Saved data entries
↓
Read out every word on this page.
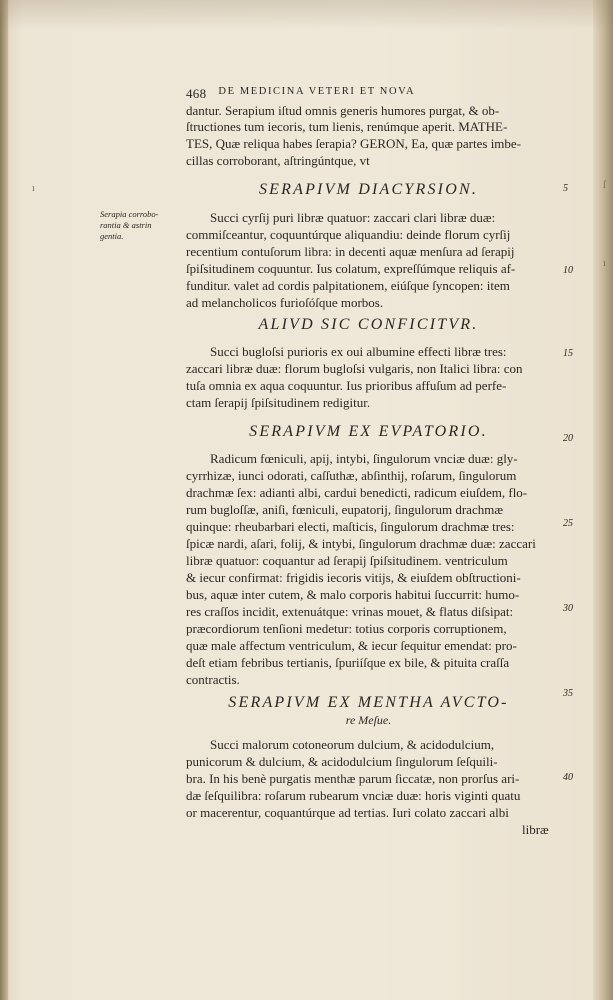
ı	ſ
ı
468 DE MEDICINA VETERI ET NOVA
dantur. Serapium iſtud omnis generis humores purgat, & ob-
ſtructiones tum iecoris, tum lienis, renúmque aperit. MATHE-
TES, Quæ reliqua habes ſerapia? GERON, Ea, quæ partes imbe-
cillas corroborant, aſtringúntque, vt
SERAPIVM DIACYRSION.
Serapia corrobo-
rantia & astrin
gentia.
Succi cyrſij puri libræ quatuor: zaccari clari libræ duæ:
commiſceantur, coquuntúrque aliquandiu: deinde florum cyrſij
recentium contuſorum libra: in decenti aquæ menſura ad ſerapij
ſpiſsitudinem coquuntur. Ius colatum, expreſſúmque reliquis af-
funditur. valet ad cordis palpitationem, eiúſque ſyncopen: item
ad melancholicos furioſóſque morbos.
ALIVD SIC CONFICITVR.
Succi bugloſsi purioris ex oui albumine effecti libræ tres:
zaccari libræ duæ: florum bugloſsi vulgaris, non Italici libra: con
tuſa omnia ex aqua coquuntur. Ius prioribus affuſum ad perfe-
ctam ſerapij ſpiſsitudinem redigitur.
SERAPIVM EX EVPATORIO.
Radicum fœniculi, apij, intybi, ſingulorum vnciæ duæ: gly-
cyrrhizæ, iunci odorati, caſſuthæ, abſinthij, roſarum, ſingulorum
drachmæ ſex: adianti albi, cardui benedicti, radicum eiuſdem, flo-
rum bugloſſæ, aniſi, fœniculi, eupatorij, ſingulorum drachmæ
quinque: rheubarbari electi, maſticis, ſingulorum drachmæ tres:
ſpicæ nardi, aſari, folij, & intybi, ſingulorum drachmæ duæ: zaccari
libræ quatuor: coquantur ad ſerapij ſpiſsitudinem. ventriculum
& iecur confirmat: frigidis iecoris vitijs, & eiuſdem obſtructioni-
bus, aquæ inter cutem, & malo corporis habitui ſuccurrit: humo-
res craſſos incidit, extenuátque: vrinas mouet, & flatus diſsipat:
præcordiorum tenſioni medetur: totius corporis corruptionem,
quæ male affectum ventriculum, & iecur ſequitur emendat: pro-
deſt etiam febribus tertianis, ſpuriíſque ex bile, & pituita craſſa
contractis.
SERAPIVM EX MENTHA AVCTO-
re Meſue.
Succi malorum cotoneorum dulcium, & acidodulcium,
punicorum & dulcium, & acidodulcium ſingulorum ſeſquili-
bra. In his benè purgatis menthæ parum ſiccatæ, non prorſus ari-
dæ ſeſquilibra: roſarum rubearum vnciæ duæ: horis viginti quatu
or macerentur, coquantúrque ad tertias. Iuri colato zaccari albi
libræ
5
10
15
20
25
30
35
40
↑
* _Directions for this task_
Tally the lines of the preceding listing in which the word "tres" appears; state nothing but the total.

* _Full output_
2